### Required task
Below are some records; return each one exactly.

[Data records]
----------------------------------------
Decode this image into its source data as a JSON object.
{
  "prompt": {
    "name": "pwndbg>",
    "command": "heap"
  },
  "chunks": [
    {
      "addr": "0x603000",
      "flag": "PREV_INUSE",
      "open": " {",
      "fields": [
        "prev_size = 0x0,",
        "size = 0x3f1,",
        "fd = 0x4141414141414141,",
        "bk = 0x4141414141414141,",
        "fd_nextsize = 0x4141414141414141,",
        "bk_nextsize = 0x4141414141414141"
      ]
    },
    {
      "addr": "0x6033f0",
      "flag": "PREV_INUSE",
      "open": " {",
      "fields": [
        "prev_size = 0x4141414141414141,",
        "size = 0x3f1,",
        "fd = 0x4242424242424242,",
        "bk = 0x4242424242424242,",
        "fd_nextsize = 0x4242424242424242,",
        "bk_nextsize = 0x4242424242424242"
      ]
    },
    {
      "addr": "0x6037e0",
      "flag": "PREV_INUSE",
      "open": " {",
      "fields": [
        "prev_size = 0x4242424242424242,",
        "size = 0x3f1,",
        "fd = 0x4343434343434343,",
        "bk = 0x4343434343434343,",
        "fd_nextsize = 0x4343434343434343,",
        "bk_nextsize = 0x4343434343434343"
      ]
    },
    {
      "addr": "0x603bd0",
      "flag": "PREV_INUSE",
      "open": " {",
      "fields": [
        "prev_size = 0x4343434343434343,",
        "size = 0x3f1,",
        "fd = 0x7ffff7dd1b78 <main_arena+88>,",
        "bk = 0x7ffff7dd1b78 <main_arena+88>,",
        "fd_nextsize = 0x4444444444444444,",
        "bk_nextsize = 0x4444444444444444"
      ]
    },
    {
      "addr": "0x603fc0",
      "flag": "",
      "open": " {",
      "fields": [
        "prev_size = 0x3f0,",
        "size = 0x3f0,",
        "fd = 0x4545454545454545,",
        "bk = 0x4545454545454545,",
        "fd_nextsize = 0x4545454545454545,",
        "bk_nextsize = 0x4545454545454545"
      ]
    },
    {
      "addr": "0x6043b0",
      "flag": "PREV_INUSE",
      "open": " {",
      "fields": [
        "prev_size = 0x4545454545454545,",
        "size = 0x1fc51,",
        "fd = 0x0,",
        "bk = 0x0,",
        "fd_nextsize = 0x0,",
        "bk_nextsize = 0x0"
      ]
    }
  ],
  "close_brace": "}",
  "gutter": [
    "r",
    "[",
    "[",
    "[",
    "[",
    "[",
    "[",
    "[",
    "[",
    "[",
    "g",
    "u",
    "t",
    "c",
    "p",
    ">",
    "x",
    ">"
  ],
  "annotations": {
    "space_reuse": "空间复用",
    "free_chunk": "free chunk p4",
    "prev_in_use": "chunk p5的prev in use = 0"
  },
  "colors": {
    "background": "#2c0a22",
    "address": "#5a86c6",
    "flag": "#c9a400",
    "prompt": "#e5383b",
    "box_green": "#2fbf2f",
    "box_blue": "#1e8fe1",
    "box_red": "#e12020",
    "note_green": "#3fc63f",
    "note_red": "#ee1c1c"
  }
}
----------------------------------------
### Result for this task
Decode this image into its source data as a JSON object.
{
  "prompt": {
    "name": "pwndbg>",
    "command": "heap"
  },
  "chunks": [
    {
      "addr": "0x603000",
      "flag": "PREV_INUSE",
      "open": " {",
      "fields": [
        "prev_size = 0x0,",
        "size = 0x3f1,",
        "fd = 0x4141414141414141,",
        "bk = 0x4141414141414141,",
        "fd_nextsize = 0x4141414141414141,",
        "bk_nextsize = 0x4141414141414141"
      ]
    },
    {
      "addr": "0x6033f0",
      "flag": "PREV_INUSE",
      "open": " {",
      "fields": [
        "prev_size = 0x4141414141414141,",
        "size = 0x3f1,",
        "fd = 0x4242424242424242,",
        "bk = 0x4242424242424242,",
        "fd_nextsize = 0x4242424242424242,",
        "bk_nextsize = 0x4242424242424242"
      ]
    },
    {
      "addr": "0x6037e0",
      "flag": "PREV_INUSE",
      "open": " {",
      "fields": [
        "prev_size = 0x4242424242424242,",
        "size = 0x3f1,",
        "fd = 0x4343434343434343,",
        "bk = 0x4343434343434343,",
        "fd_nextsize = 0x4343434343434343,",
        "bk_nextsize = 0x4343434343434343"
      ]
    },
    {
      "addr": "0x603bd0",
      "flag": "PREV_INUSE",
      "open": " {",
      "fields": [
        "prev_size = 0x4343434343434343,",
        "size = 0x3f1,",
        "fd = 0x7ffff7dd1b78 <main_arena+88>,",
        "bk = 0x7ffff7dd1b78 <main_arena+88>,",
        "fd_nextsize = 0x4444444444444444,",
        "bk_nextsize = 0x4444444444444444"
      ]
    },
    {
      "addr": "0x603fc0",
      "flag": "",
      "open": " {",
      "fields": [
        "prev_size = 0x3f0,",
        "size = 0x3f0,",
        "fd = 0x4545454545454545,",
        "bk = 0x4545454545454545,",
        "fd_nextsize = 0x4545454545454545,",
        "bk_nextsize = 0x4545454545454545"
      ]
    },
    {
      "addr": "0x6043b0",
      "flag": "PREV_INUSE",
      "open": " {",
      "fields": [
        "prev_size = 0x4545454545454545,",
        "size = 0x1fc51,",
        "fd = 0x0,",
        "bk = 0x0,",
        "fd_nextsize = 0x0,",
        "bk_nextsize = 0x0"
      ]
    }
  ],
  "close_brace": "}",
  "gutter": [
    "r",
    "[",
    "[",
    "[",
    "[",
    "[",
    "[",
    "[",
    "[",
    "[",
    "g",
    "u",
    "t",
    "c",
    "p",
    ">",
    "x",
    ">"
  ],
  "annotations": {
    "space_reuse": "空间复用",
    "free_chunk": "free chunk p4",
    "prev_in_use": "chunk p5的prev in use = 0"
  },
  "colors": {
    "background": "#2c0a22",
    "address": "#5a86c6",
    "flag": "#c9a400",
    "prompt": "#e5383b",
    "box_green": "#2fbf2f",
    "box_blue": "#1e8fe1",
    "box_red": "#e12020",
    "note_green": "#3fc63f",
    "note_red": "#ee1c1c"
  }
}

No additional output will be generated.